*Exercise goal*
From the entries that follow, list every line in which the string "color" appears.

:: Materials provided ::

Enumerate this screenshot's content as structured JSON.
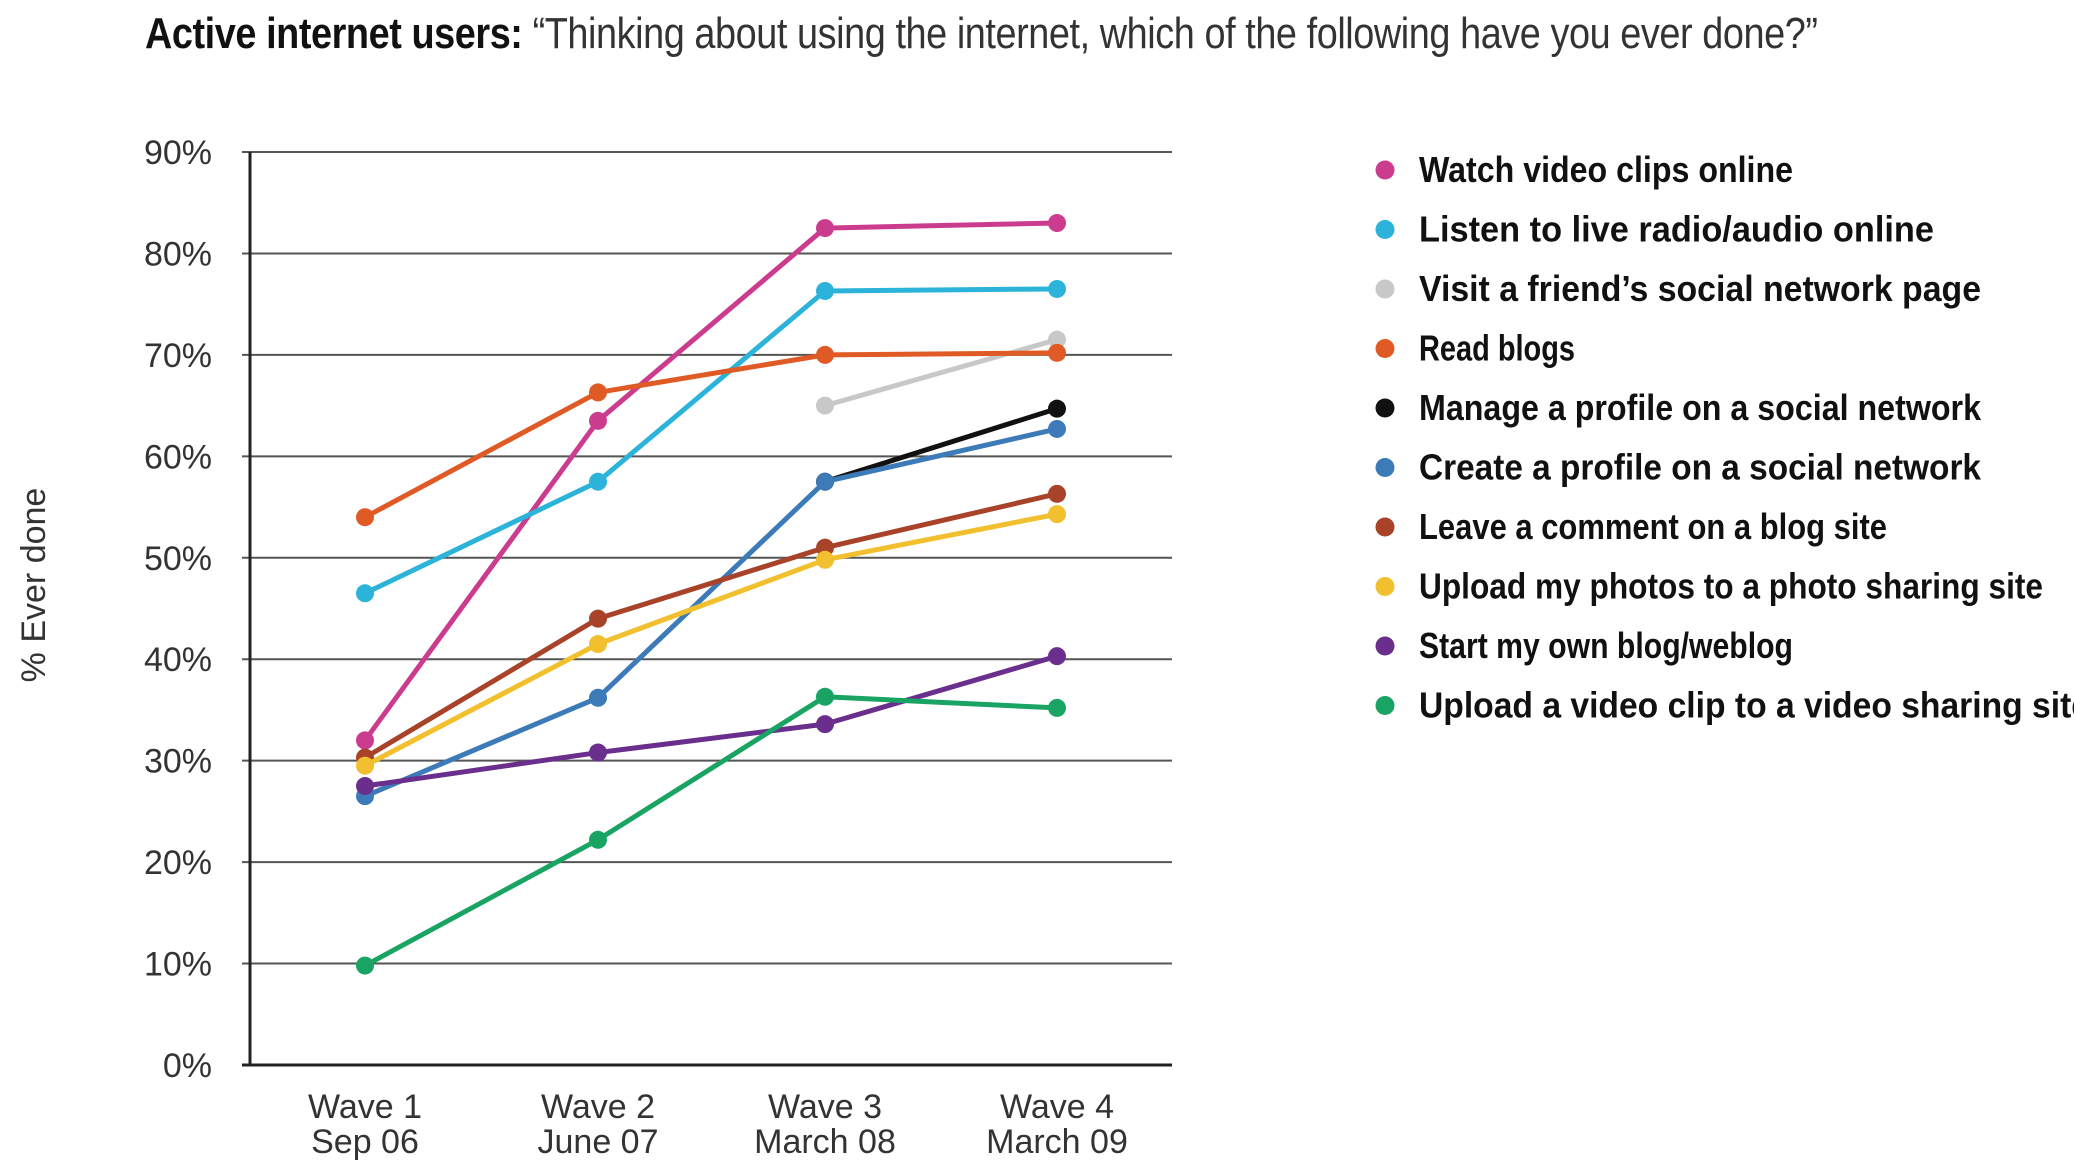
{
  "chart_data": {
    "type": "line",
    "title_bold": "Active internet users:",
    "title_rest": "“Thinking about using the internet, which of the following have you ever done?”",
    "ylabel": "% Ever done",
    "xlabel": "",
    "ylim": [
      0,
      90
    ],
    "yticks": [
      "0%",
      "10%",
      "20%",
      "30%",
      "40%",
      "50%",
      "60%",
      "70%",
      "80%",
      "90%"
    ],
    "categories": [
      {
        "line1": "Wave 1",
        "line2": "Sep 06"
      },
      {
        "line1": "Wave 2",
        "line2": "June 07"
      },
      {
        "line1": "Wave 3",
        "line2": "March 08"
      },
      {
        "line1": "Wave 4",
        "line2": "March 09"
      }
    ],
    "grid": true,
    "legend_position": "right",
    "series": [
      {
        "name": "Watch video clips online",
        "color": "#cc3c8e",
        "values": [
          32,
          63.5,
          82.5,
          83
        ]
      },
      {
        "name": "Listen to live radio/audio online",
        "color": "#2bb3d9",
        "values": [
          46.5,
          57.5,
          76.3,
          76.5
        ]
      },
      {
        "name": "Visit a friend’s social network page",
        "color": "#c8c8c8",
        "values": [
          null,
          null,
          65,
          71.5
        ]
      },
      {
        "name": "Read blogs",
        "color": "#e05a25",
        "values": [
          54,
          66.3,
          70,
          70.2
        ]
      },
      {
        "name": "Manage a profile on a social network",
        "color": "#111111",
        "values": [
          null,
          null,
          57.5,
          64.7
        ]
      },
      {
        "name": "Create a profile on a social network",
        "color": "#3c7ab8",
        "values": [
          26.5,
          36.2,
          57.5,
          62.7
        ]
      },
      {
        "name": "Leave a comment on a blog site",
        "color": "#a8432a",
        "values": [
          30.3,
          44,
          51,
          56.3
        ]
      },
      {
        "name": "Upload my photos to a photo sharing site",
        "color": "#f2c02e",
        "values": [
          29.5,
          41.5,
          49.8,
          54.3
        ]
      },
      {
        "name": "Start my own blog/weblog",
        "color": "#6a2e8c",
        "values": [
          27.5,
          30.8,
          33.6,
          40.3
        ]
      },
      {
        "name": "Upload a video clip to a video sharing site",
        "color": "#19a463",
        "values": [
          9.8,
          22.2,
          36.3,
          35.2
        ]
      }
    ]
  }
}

:::

*Solution to the exercise*
        "color": "#cc3c8e",
        "color": "#2bb3d9",
        "color": "#c8c8c8",
        "color": "#e05a25",
        "color": "#111111",
        "color": "#3c7ab8",
        "color": "#a8432a",
        "color": "#f2c02e",
        "color": "#6a2e8c",
        "color": "#19a463",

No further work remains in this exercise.